**Input records**:
————————

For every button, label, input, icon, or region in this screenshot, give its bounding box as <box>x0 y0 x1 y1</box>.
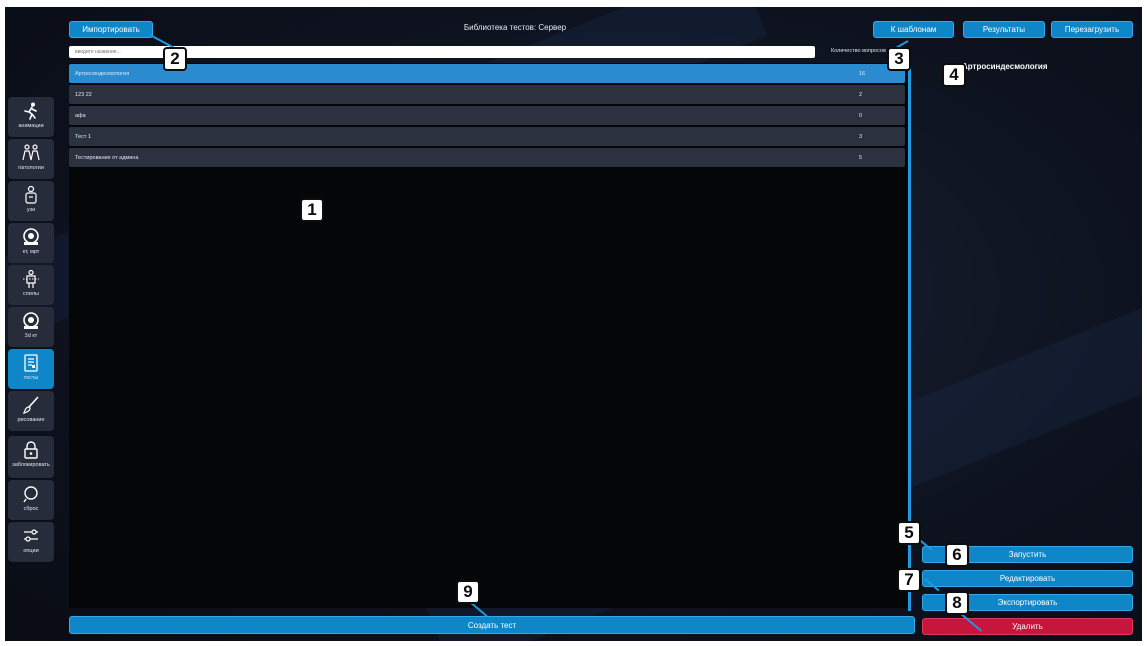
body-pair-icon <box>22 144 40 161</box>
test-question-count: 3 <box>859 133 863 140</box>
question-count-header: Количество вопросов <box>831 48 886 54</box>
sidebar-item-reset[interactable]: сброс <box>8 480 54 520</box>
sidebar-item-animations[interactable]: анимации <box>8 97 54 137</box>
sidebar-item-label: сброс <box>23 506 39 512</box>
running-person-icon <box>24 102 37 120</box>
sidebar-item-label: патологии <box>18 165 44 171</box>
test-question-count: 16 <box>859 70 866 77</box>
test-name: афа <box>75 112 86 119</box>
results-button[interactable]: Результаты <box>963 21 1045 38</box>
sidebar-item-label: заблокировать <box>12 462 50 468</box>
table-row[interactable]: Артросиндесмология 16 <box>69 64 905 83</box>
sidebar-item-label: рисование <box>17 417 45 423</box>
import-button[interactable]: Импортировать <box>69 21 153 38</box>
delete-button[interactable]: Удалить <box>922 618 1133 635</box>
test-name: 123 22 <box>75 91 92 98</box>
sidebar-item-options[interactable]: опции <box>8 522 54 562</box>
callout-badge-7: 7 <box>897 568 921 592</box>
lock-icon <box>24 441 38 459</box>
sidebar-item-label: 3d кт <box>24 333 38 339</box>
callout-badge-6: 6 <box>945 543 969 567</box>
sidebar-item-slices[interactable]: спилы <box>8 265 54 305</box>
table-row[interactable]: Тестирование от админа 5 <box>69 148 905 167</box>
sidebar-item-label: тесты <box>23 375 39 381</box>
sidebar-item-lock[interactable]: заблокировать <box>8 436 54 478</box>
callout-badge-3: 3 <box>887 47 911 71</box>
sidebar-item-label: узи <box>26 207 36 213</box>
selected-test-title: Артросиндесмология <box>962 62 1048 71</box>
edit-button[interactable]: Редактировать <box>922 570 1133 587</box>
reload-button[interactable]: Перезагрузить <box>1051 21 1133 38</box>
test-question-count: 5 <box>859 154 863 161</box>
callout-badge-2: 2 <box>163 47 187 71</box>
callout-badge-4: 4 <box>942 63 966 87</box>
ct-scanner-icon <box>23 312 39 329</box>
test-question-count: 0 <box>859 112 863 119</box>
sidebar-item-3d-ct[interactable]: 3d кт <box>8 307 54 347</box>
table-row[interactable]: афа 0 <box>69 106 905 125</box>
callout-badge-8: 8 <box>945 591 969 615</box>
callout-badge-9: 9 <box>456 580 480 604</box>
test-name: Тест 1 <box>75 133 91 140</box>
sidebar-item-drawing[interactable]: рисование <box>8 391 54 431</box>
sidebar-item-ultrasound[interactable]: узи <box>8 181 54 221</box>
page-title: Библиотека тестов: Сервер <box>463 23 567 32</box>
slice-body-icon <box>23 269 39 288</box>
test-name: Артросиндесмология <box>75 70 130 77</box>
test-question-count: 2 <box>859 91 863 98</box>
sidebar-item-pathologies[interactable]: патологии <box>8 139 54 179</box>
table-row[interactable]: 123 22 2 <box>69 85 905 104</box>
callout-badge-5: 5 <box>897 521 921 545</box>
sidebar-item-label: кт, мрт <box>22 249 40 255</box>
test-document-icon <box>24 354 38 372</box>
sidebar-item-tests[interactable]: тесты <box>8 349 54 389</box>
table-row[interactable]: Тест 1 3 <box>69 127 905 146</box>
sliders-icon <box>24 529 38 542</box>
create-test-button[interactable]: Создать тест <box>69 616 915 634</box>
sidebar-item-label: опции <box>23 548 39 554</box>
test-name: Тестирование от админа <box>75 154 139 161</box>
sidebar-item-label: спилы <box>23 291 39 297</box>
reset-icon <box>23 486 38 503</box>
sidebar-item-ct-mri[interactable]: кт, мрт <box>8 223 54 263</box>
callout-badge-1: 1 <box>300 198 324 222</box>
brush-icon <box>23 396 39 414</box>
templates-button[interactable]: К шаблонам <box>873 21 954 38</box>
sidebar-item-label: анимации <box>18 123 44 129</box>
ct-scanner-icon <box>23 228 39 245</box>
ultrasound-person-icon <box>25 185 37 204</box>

————————

**Required work**: Reproduce every line of the records above verbatim, omitting the picture.

**Task output**:
For every button, label, input, icon, or region in this screenshot, give its bounding box as <box>x0 y0 x1 y1</box>.
body-pair-icon <box>22 144 40 161</box>
test-question-count: 3 <box>859 133 863 140</box>
question-count-header: Количество вопросов <box>831 48 886 54</box>
sidebar-item-reset[interactable]: сброс <box>8 480 54 520</box>
sidebar-item-animations[interactable]: анимации <box>8 97 54 137</box>
sidebar-item-label: сброс <box>23 506 39 512</box>
running-person-icon <box>24 102 37 120</box>
sidebar-item-label: патологии <box>18 165 44 171</box>
test-question-count: 16 <box>859 70 866 77</box>
test-name: афа <box>75 112 86 119</box>
results-button[interactable]: Результаты <box>963 21 1045 38</box>
sidebar-item-label: заблокировать <box>12 462 50 468</box>
table-row[interactable]: Артросиндесмология 16 <box>69 64 905 83</box>
sidebar-item-label: рисование <box>17 417 45 423</box>
import-button[interactable]: Импортировать <box>69 21 153 38</box>
delete-button[interactable]: Удалить <box>922 618 1133 635</box>
test-name: 123 22 <box>75 91 92 98</box>
sidebar-item-options[interactable]: опции <box>8 522 54 562</box>
callout-badge-7: 7 <box>897 568 921 592</box>
lock-icon <box>24 441 38 459</box>
sidebar-item-label: 3d кт <box>24 333 38 339</box>
callout-badge-6: 6 <box>945 543 969 567</box>
sidebar-item-slices[interactable]: спилы <box>8 265 54 305</box>
table-row[interactable]: Тестирование от админа 5 <box>69 148 905 167</box>
sidebar-item-label: тесты <box>23 375 39 381</box>
sidebar-item-lock[interactable]: заблокировать <box>8 436 54 478</box>
callout-badge-3: 3 <box>887 47 911 71</box>
sidebar-item-label: узи <box>26 207 36 213</box>
selected-test-title: Артросиндесмология <box>962 62 1048 71</box>
edit-button[interactable]: Редактировать <box>922 570 1133 587</box>
reload-button[interactable]: Перезагрузить <box>1051 21 1133 38</box>
test-question-count: 5 <box>859 154 863 161</box>
callout-badge-2: 2 <box>163 47 187 71</box>
callout-badge-4: 4 <box>942 63 966 87</box>
ct-scanner-icon <box>23 312 39 329</box>
test-question-count: 0 <box>859 112 863 119</box>
sidebar-item-3d-ct[interactable]: 3d кт <box>8 307 54 347</box>
table-row[interactable]: афа 0 <box>69 106 905 125</box>
callout-badge-8: 8 <box>945 591 969 615</box>
callout-badge-9: 9 <box>456 580 480 604</box>
test-name: Тест 1 <box>75 133 91 140</box>
sidebar-item-drawing[interactable]: рисование <box>8 391 54 431</box>
sidebar-item-ultrasound[interactable]: узи <box>8 181 54 221</box>
page-title: Библиотека тестов: Сервер <box>463 23 567 32</box>
slice-body-icon <box>23 269 39 288</box>
test-name: Артросиндесмология <box>75 70 130 77</box>
test-question-count: 2 <box>859 91 863 98</box>
sidebar-item-pathologies[interactable]: патологии <box>8 139 54 179</box>
table-row[interactable]: 123 22 2 <box>69 85 905 104</box>
callout-badge-5: 5 <box>897 521 921 545</box>
sidebar-item-label: кт, мрт <box>22 249 40 255</box>
test-document-icon <box>24 354 38 372</box>
sidebar-item-tests[interactable]: тесты <box>8 349 54 389</box>
table-row[interactable]: Тест 1 3 <box>69 127 905 146</box>
sliders-icon <box>24 529 38 542</box>
create-test-button[interactable]: Создать тест <box>69 616 915 634</box>
sidebar-item-label: опции <box>23 548 39 554</box>
test-name: Тестирование от админа <box>75 154 139 161</box>
sidebar-item-label: спилы <box>23 291 39 297</box>
reset-icon <box>23 486 38 503</box>
sidebar-item-ct-mri[interactable]: кт, мрт <box>8 223 54 263</box>
callout-badge-1: 1 <box>300 198 324 222</box>
brush-icon <box>23 396 39 414</box>
templates-button[interactable]: К шаблонам <box>873 21 954 38</box>
sidebar-item-label: анимации <box>18 123 44 129</box>
ct-scanner-icon <box>23 228 39 245</box>
ultrasound-person-icon <box>25 185 37 204</box>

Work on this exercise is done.